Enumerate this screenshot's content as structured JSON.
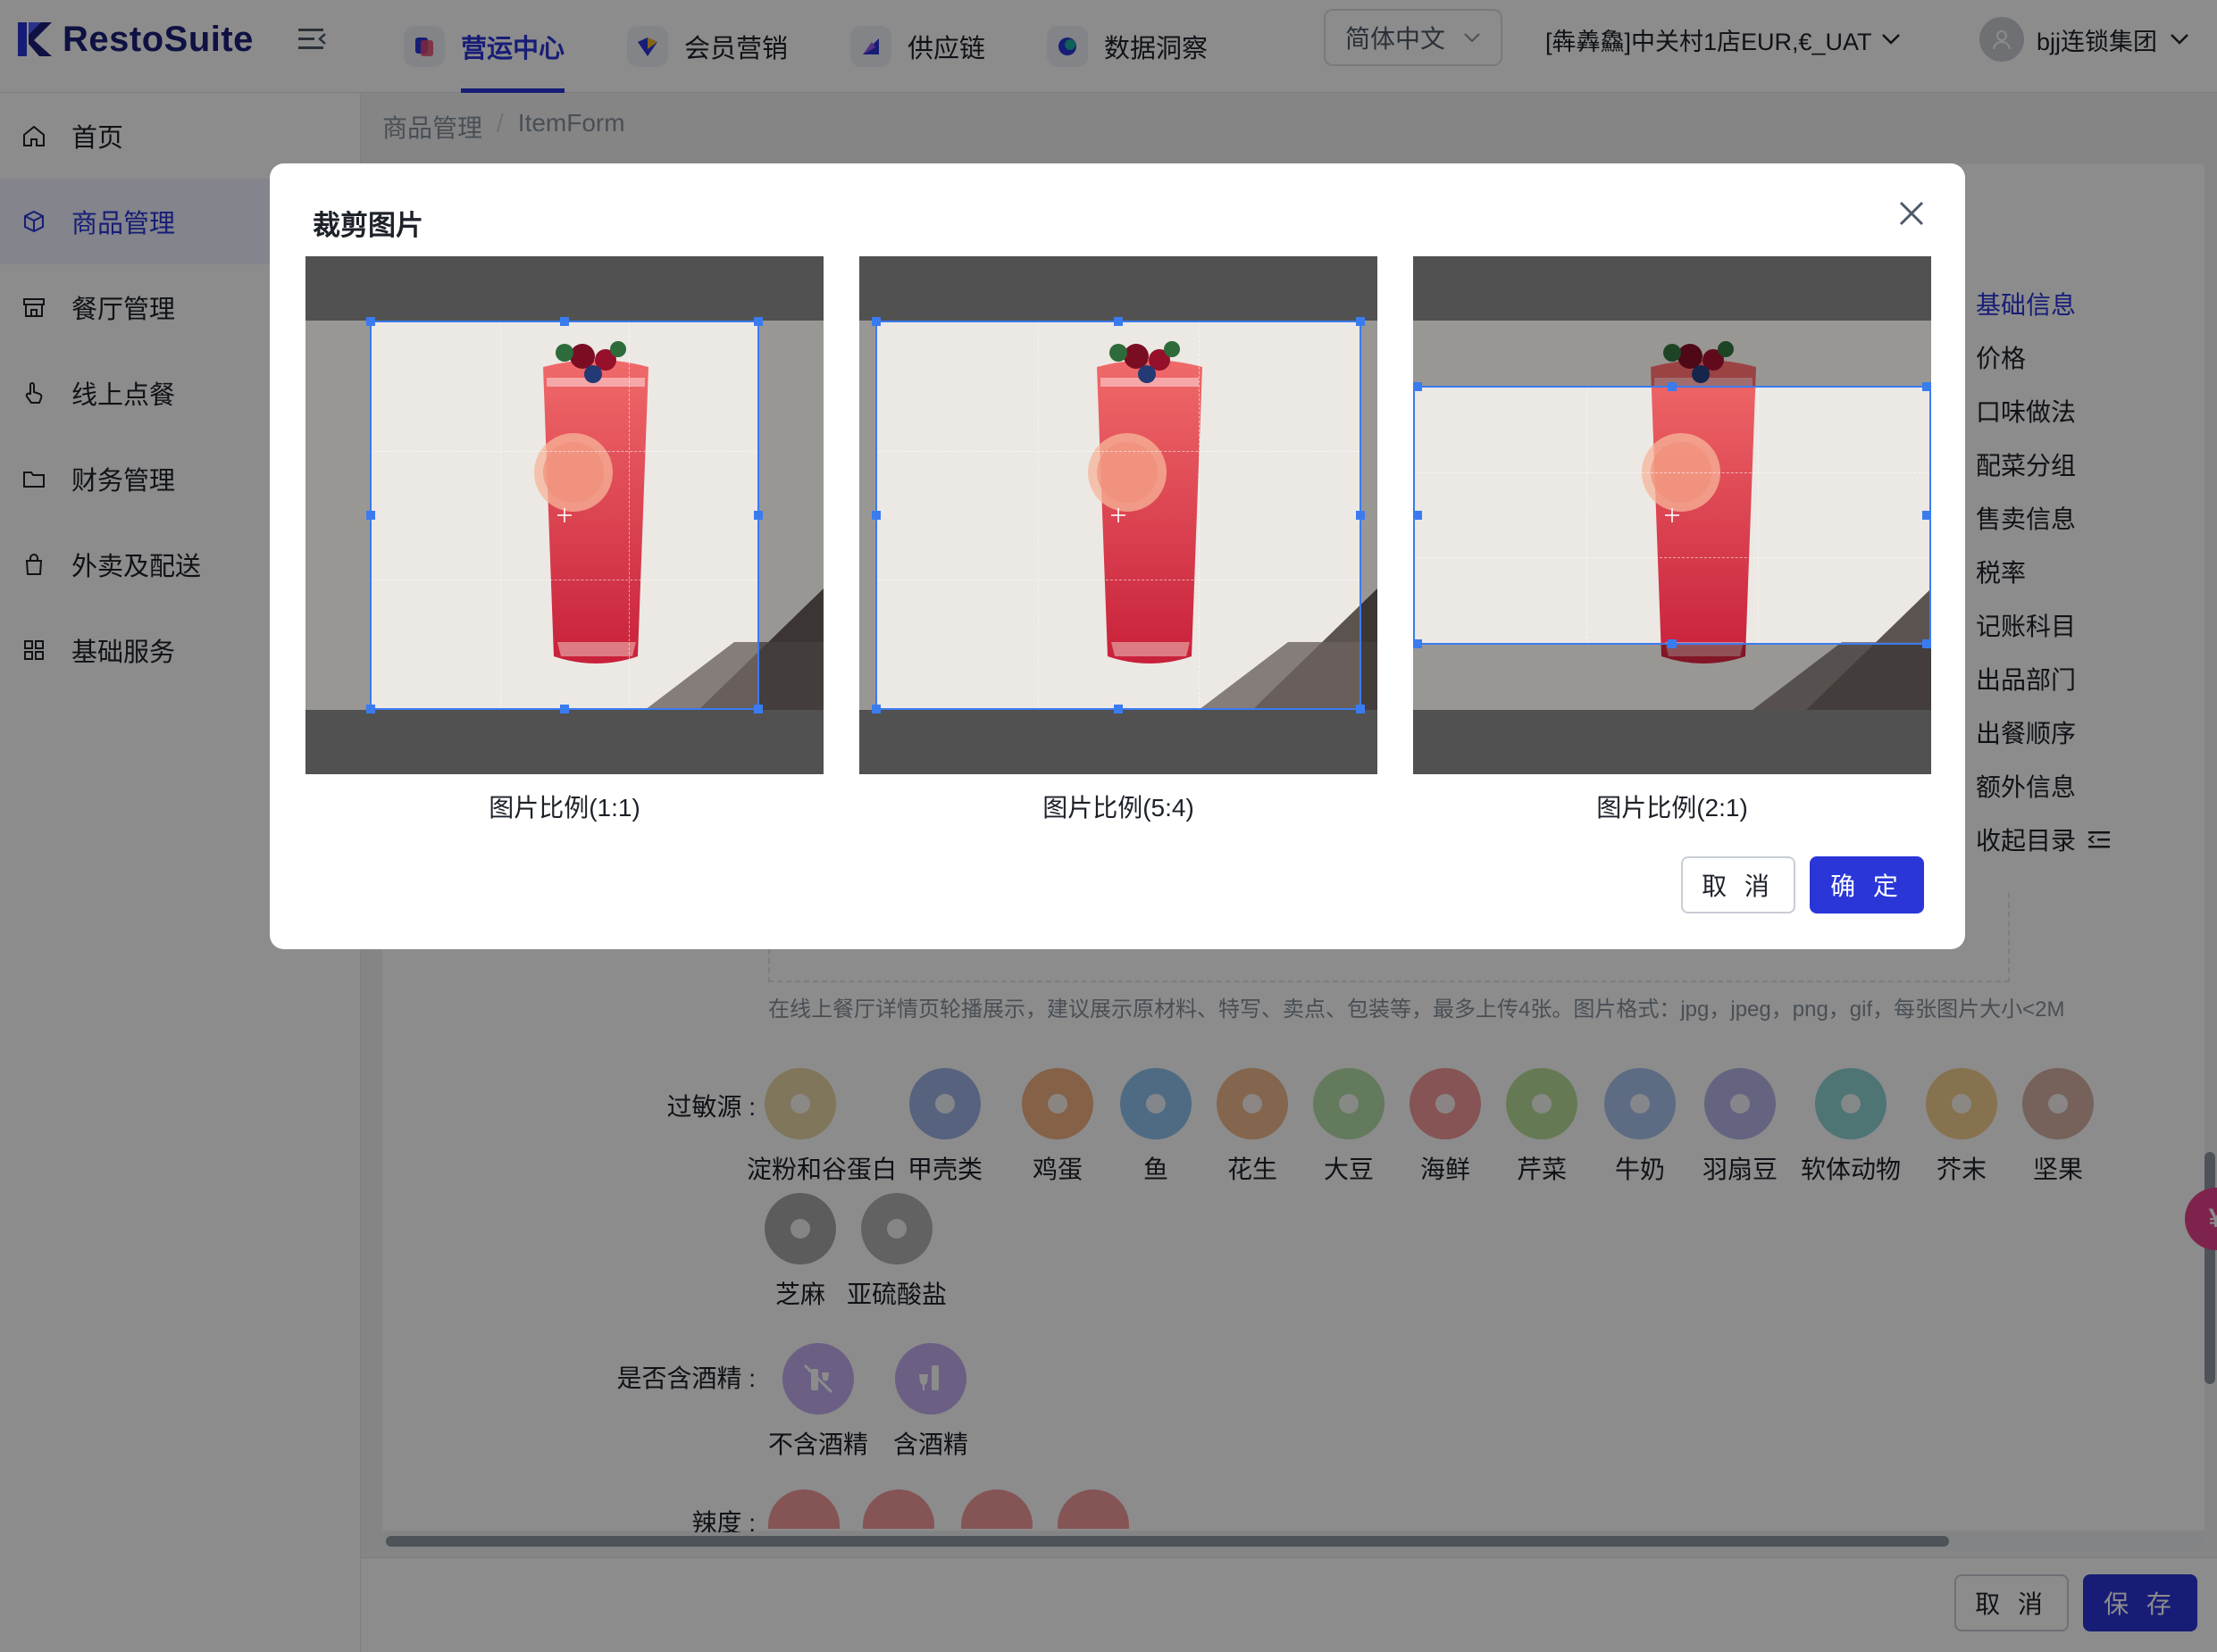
{
  "app": {
    "brand": "RestoSuite",
    "nav_tabs": [
      {
        "label": "营运中心",
        "active": true
      },
      {
        "label": "会员营销",
        "active": false
      },
      {
        "label": "供应链",
        "active": false
      },
      {
        "label": "数据洞察",
        "active": false
      }
    ],
    "language": "简体中文",
    "store": "[犇羴鱻]中关村1店EUR,€_UAT",
    "user": "bjj连锁集团"
  },
  "sidebar": {
    "items": [
      {
        "label": "首页",
        "icon": "home-icon",
        "active": false
      },
      {
        "label": "商品管理",
        "icon": "cube-icon",
        "active": true
      },
      {
        "label": "餐厅管理",
        "icon": "store-icon",
        "active": false
      },
      {
        "label": "线上点餐",
        "icon": "hand-pointer-icon",
        "active": false
      },
      {
        "label": "财务管理",
        "icon": "folder-icon",
        "active": false
      },
      {
        "label": "外卖及配送",
        "icon": "bag-icon",
        "active": false
      },
      {
        "label": "基础服务",
        "icon": "grid-icon",
        "active": false
      }
    ]
  },
  "breadcrumb": [
    "商品管理",
    "ItemForm"
  ],
  "anchor_nav": {
    "items": [
      "基础信息",
      "价格",
      "口味做法",
      "配菜分组",
      "售卖信息",
      "税率",
      "记账科目",
      "出品部门",
      "出餐顺序",
      "额外信息"
    ],
    "collapse_label": "收起目录"
  },
  "form": {
    "upload_hint": "在线上餐厅详情页轮播展示，建议展示原材料、特写、卖点、包装等，最多上传4张。图片格式：jpg，jpeg，png，gif，每张图片大小<2M",
    "allergens_label": "过敏源 :",
    "allergens": [
      {
        "label": "淀粉和谷蛋白",
        "color": "#e7d8a6",
        "icon": "wheat-icon"
      },
      {
        "label": "甲壳类",
        "color": "#9fb3e6",
        "icon": "crab-icon"
      },
      {
        "label": "鸡蛋",
        "color": "#f3b184",
        "icon": "egg-icon"
      },
      {
        "label": "鱼",
        "color": "#8fc3ee",
        "icon": "fish-icon"
      },
      {
        "label": "花生",
        "color": "#f1b88c",
        "icon": "peanut-icon"
      },
      {
        "label": "大豆",
        "color": "#b5dfa8",
        "icon": "soybean-icon"
      },
      {
        "label": "海鲜",
        "color": "#f59a9a",
        "icon": "shrimp-icon"
      },
      {
        "label": "芹菜",
        "color": "#b8df99",
        "icon": "celery-icon"
      },
      {
        "label": "牛奶",
        "color": "#a9c3ef",
        "icon": "milk-icon"
      },
      {
        "label": "羽扇豆",
        "color": "#b6b4ea",
        "icon": "lupin-icon"
      },
      {
        "label": "软体动物",
        "color": "#8fd3d3",
        "icon": "shell-icon"
      },
      {
        "label": "芥末",
        "color": "#f5cf8e",
        "icon": "mustard-icon"
      },
      {
        "label": "坚果",
        "color": "#d8b2a6",
        "icon": "nut-icon"
      },
      {
        "label": "芝麻",
        "color": "#a8a8a8",
        "icon": "sesame-icon"
      },
      {
        "label": "亚硫酸盐",
        "color": "#b3b3b3",
        "icon": "sulphite-icon"
      }
    ],
    "alcohol_label": "是否含酒精 :",
    "alcohol_options": [
      {
        "label": "不含酒精",
        "color": "#c3aef0",
        "icon": "no-alcohol-icon"
      },
      {
        "label": "含酒精",
        "color": "#c3aef0",
        "icon": "alcohol-icon"
      }
    ],
    "spicy_label": "辣度 :",
    "spicy_colors": [
      "#f29a9a",
      "#f29a9a",
      "#f29a9a",
      "#f29a9a"
    ]
  },
  "footer": {
    "cancel": "取 消",
    "save": "保 存"
  },
  "float_ball": "¥",
  "crop_modal": {
    "title": "裁剪图片",
    "panels": [
      {
        "caption": "图片比例(1:1)",
        "ratio": "1:1"
      },
      {
        "caption": "图片比例(5:4)",
        "ratio": "5:4"
      },
      {
        "caption": "图片比例(2:1)",
        "ratio": "2:1"
      }
    ],
    "cancel": "取 消",
    "confirm": "确 定",
    "accent": "#3b7bf0"
  },
  "colors": {
    "primary": "#2a36d8",
    "brand_dark": "#1c1f7a"
  }
}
□ □ □ □ □ □ □
What the exercise asks ▸
Every line above should be returned word for word, with the pictures left behind.

Task answer ▸
Enumerate this screenshot's content as structured JSON.
{
  "app": {
    "brand": "RestoSuite",
    "nav_tabs": [
      {
        "label": "营运中心",
        "active": true
      },
      {
        "label": "会员营销",
        "active": false
      },
      {
        "label": "供应链",
        "active": false
      },
      {
        "label": "数据洞察",
        "active": false
      }
    ],
    "language": "简体中文",
    "store": "[犇羴鱻]中关村1店EUR,€_UAT",
    "user": "bjj连锁集团"
  },
  "sidebar": {
    "items": [
      {
        "label": "首页",
        "icon": "home-icon",
        "active": false
      },
      {
        "label": "商品管理",
        "icon": "cube-icon",
        "active": true
      },
      {
        "label": "餐厅管理",
        "icon": "store-icon",
        "active": false
      },
      {
        "label": "线上点餐",
        "icon": "hand-pointer-icon",
        "active": false
      },
      {
        "label": "财务管理",
        "icon": "folder-icon",
        "active": false
      },
      {
        "label": "外卖及配送",
        "icon": "bag-icon",
        "active": false
      },
      {
        "label": "基础服务",
        "icon": "grid-icon",
        "active": false
      }
    ]
  },
  "breadcrumb": [
    "商品管理",
    "ItemForm"
  ],
  "anchor_nav": {
    "items": [
      "基础信息",
      "价格",
      "口味做法",
      "配菜分组",
      "售卖信息",
      "税率",
      "记账科目",
      "出品部门",
      "出餐顺序",
      "额外信息"
    ],
    "collapse_label": "收起目录"
  },
  "form": {
    "upload_hint": "在线上餐厅详情页轮播展示，建议展示原材料、特写、卖点、包装等，最多上传4张。图片格式：jpg，jpeg，png，gif，每张图片大小<2M",
    "allergens_label": "过敏源 :",
    "allergens": [
      {
        "label": "淀粉和谷蛋白",
        "color": "#e7d8a6",
        "icon": "wheat-icon"
      },
      {
        "label": "甲壳类",
        "color": "#9fb3e6",
        "icon": "crab-icon"
      },
      {
        "label": "鸡蛋",
        "color": "#f3b184",
        "icon": "egg-icon"
      },
      {
        "label": "鱼",
        "color": "#8fc3ee",
        "icon": "fish-icon"
      },
      {
        "label": "花生",
        "color": "#f1b88c",
        "icon": "peanut-icon"
      },
      {
        "label": "大豆",
        "color": "#b5dfa8",
        "icon": "soybean-icon"
      },
      {
        "label": "海鲜",
        "color": "#f59a9a",
        "icon": "shrimp-icon"
      },
      {
        "label": "芹菜",
        "color": "#b8df99",
        "icon": "celery-icon"
      },
      {
        "label": "牛奶",
        "color": "#a9c3ef",
        "icon": "milk-icon"
      },
      {
        "label": "羽扇豆",
        "color": "#b6b4ea",
        "icon": "lupin-icon"
      },
      {
        "label": "软体动物",
        "color": "#8fd3d3",
        "icon": "shell-icon"
      },
      {
        "label": "芥末",
        "color": "#f5cf8e",
        "icon": "mustard-icon"
      },
      {
        "label": "坚果",
        "color": "#d8b2a6",
        "icon": "nut-icon"
      },
      {
        "label": "芝麻",
        "color": "#a8a8a8",
        "icon": "sesame-icon"
      },
      {
        "label": "亚硫酸盐",
        "color": "#b3b3b3",
        "icon": "sulphite-icon"
      }
    ],
    "alcohol_label": "是否含酒精 :",
    "alcohol_options": [
      {
        "label": "不含酒精",
        "color": "#c3aef0",
        "icon": "no-alcohol-icon"
      },
      {
        "label": "含酒精",
        "color": "#c3aef0",
        "icon": "alcohol-icon"
      }
    ],
    "spicy_label": "辣度 :",
    "spicy_colors": [
      "#f29a9a",
      "#f29a9a",
      "#f29a9a",
      "#f29a9a"
    ]
  },
  "footer": {
    "cancel": "取 消",
    "save": "保 存"
  },
  "float_ball": "¥",
  "crop_modal": {
    "title": "裁剪图片",
    "panels": [
      {
        "caption": "图片比例(1:1)",
        "ratio": "1:1"
      },
      {
        "caption": "图片比例(5:4)",
        "ratio": "5:4"
      },
      {
        "caption": "图片比例(2:1)",
        "ratio": "2:1"
      }
    ],
    "cancel": "取 消",
    "confirm": "确 定",
    "accent": "#3b7bf0"
  },
  "colors": {
    "primary": "#2a36d8",
    "brand_dark": "#1c1f7a"
  }
}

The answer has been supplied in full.